• Brief: Gather each line containing the string "Majority" from these entries.
:: Supplied information
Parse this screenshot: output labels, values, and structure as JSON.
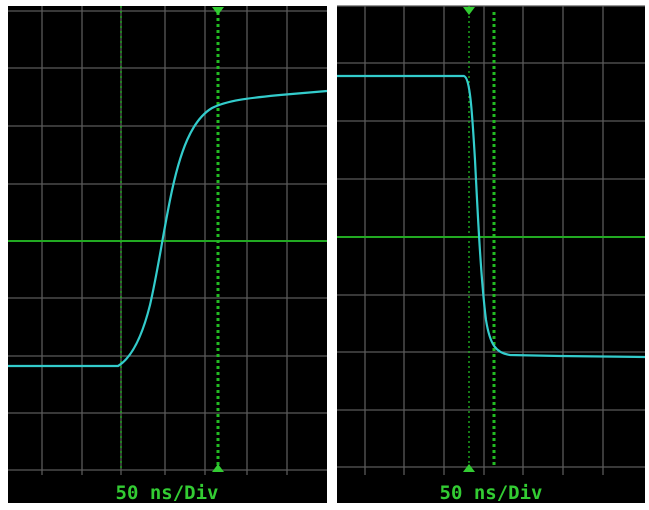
{
  "panels": [
    {
      "timebase_label": "50 ns/Div"
    },
    {
      "timebase_label": "50 ns/Div"
    }
  ]
}
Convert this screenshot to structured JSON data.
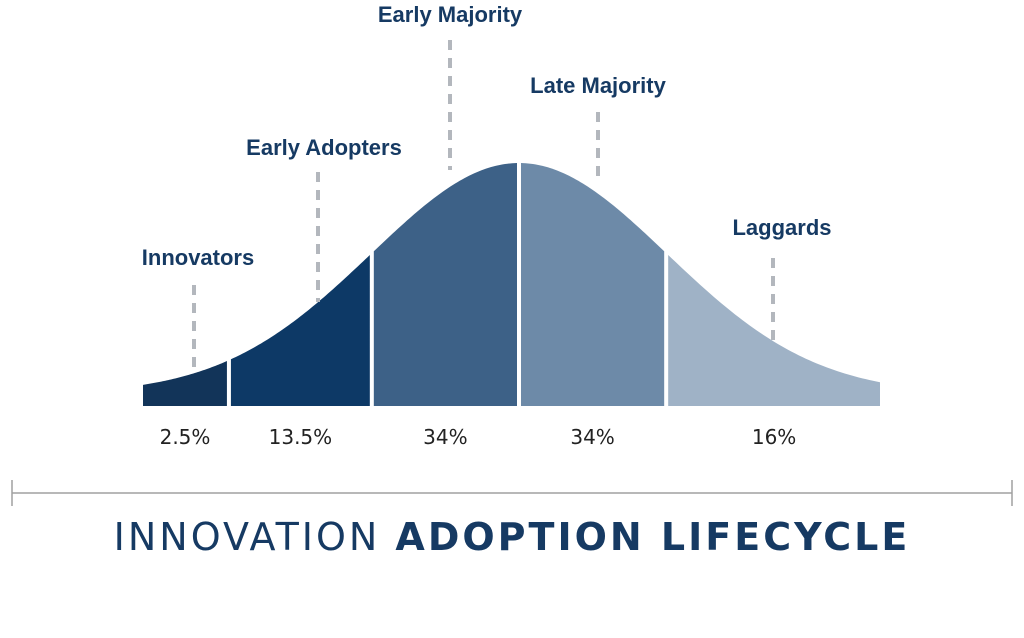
{
  "chart_data": {
    "type": "area",
    "distribution": "normal",
    "segments": [
      {
        "name": "Innovators",
        "value": 2.5,
        "value_label": "2.5%",
        "color": "#123459"
      },
      {
        "name": "Early Adopters",
        "value": 13.5,
        "value_label": "13.5%",
        "color": "#0d3966"
      },
      {
        "name": "Early Majority",
        "value": 34,
        "value_label": "34%",
        "color": "#3d6187"
      },
      {
        "name": "Late Majority",
        "value": 34,
        "value_label": "34%",
        "color": "#6d8aa8"
      },
      {
        "name": "Laggards",
        "value": 16,
        "value_label": "16%",
        "color": "#9fb2c6"
      }
    ]
  },
  "title": {
    "light": "INNOVATION",
    "bold": "ADOPTION LIFECYCLE"
  },
  "colors": {
    "label_text": "#163a63",
    "percent_text": "#222222",
    "leader_line": "#b3b7bd",
    "rule": "#a0a0a0"
  }
}
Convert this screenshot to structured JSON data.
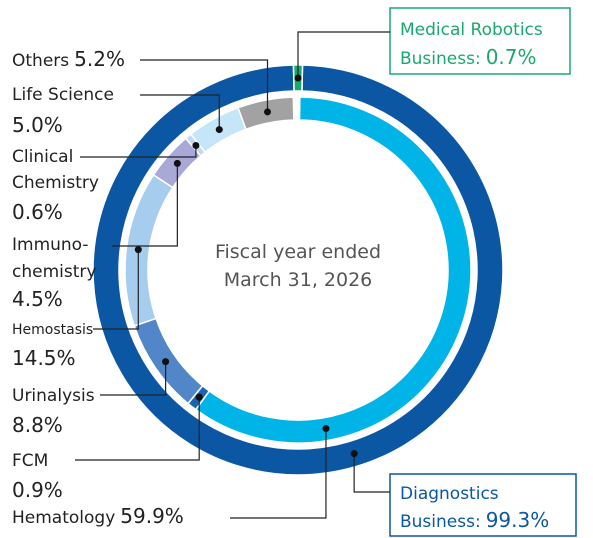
{
  "chart_data": {
    "type": "donut",
    "center_label": [
      "Fiscal year ended",
      "March 31, 2026"
    ],
    "outer": {
      "categories": [
        [
          "Diagnostics",
          "Business:"
        ],
        [
          "Medical Robotics",
          "Business:"
        ]
      ],
      "values": [
        99.3,
        0.7
      ],
      "value_labels": [
        "99.3%",
        "0.7%"
      ],
      "colors": [
        "#0b57a4",
        "#1aa870"
      ]
    },
    "inner": {
      "categories": [
        [
          "Hematology"
        ],
        [
          "FCM"
        ],
        [
          "Urinalysis"
        ],
        [
          "Hemostasis"
        ],
        [
          "Immuno-",
          "chemistry"
        ],
        [
          "Clinical",
          "Chemistry"
        ],
        [
          "Life Science"
        ],
        [
          "Others"
        ]
      ],
      "values": [
        59.9,
        0.9,
        8.8,
        14.5,
        4.5,
        0.6,
        5.0,
        5.2
      ],
      "value_labels": [
        "59.9%",
        "0.9%",
        "8.8%",
        "14.5%",
        "4.5%",
        "0.6%",
        "5.0%",
        "5.2%"
      ],
      "colors": [
        "#00b4e8",
        "#1e64b0",
        "#5187c8",
        "#a7cdee",
        "#a9a9d8",
        "#c3d9f1",
        "#c5e5f8",
        "#a2a2a2"
      ]
    }
  }
}
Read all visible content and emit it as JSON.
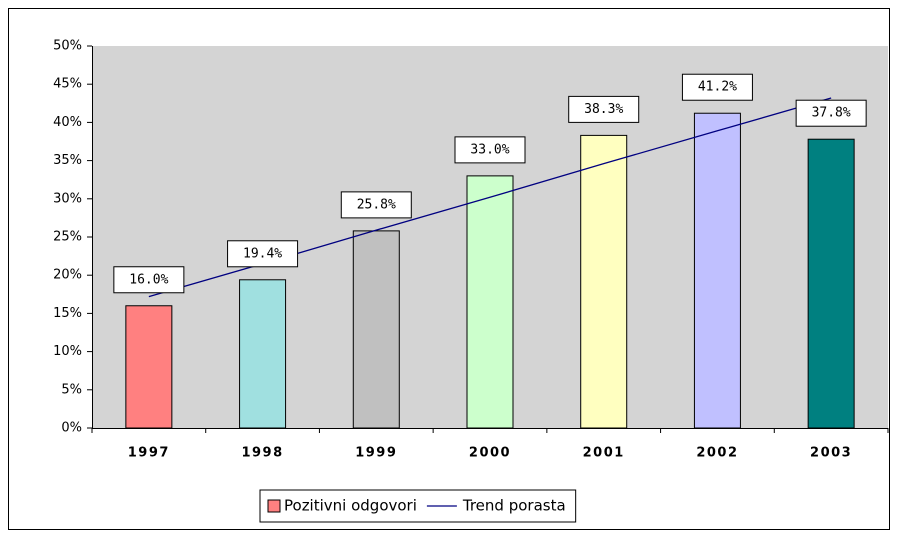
{
  "chart_data": {
    "type": "bar",
    "categories": [
      "1997",
      "1998",
      "1999",
      "2000",
      "2001",
      "2002",
      "2003"
    ],
    "series": [
      {
        "name": "Pozitivni odgovori",
        "colors": [
          "#ff8080",
          "#a0e0e0",
          "#c0c0c0",
          "#ccffcc",
          "#ffffc0",
          "#c0c0ff",
          "#008080"
        ],
        "values": [
          16.0,
          19.4,
          25.8,
          33.0,
          38.3,
          41.2,
          37.8
        ],
        "value_labels": [
          "16.0%",
          "19.4%",
          "25.8%",
          "33.0%",
          "38.3%",
          "41.2%",
          "37.8%"
        ]
      },
      {
        "name": "Trend porasta",
        "type": "line",
        "color": "#000080",
        "values": [
          17.2,
          21.5,
          25.9,
          30.2,
          34.6,
          38.9,
          43.2
        ]
      }
    ],
    "ylim": [
      0,
      50
    ],
    "yticks": [
      {
        "value": 0,
        "label": "0%"
      },
      {
        "value": 5,
        "label": "5%"
      },
      {
        "value": 10,
        "label": "10%"
      },
      {
        "value": 15,
        "label": "15%"
      },
      {
        "value": 20,
        "label": "20%"
      },
      {
        "value": 25,
        "label": "25%"
      },
      {
        "value": 30,
        "label": "30%"
      },
      {
        "value": 35,
        "label": "35%"
      },
      {
        "value": 40,
        "label": "40%"
      },
      {
        "value": 45,
        "label": "45%"
      },
      {
        "value": 50,
        "label": "50%"
      }
    ],
    "plot_background": "#d4d4d4"
  }
}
::::
• Finished exercise:
        "name": "Early Majority",
        "name": "Late Majority",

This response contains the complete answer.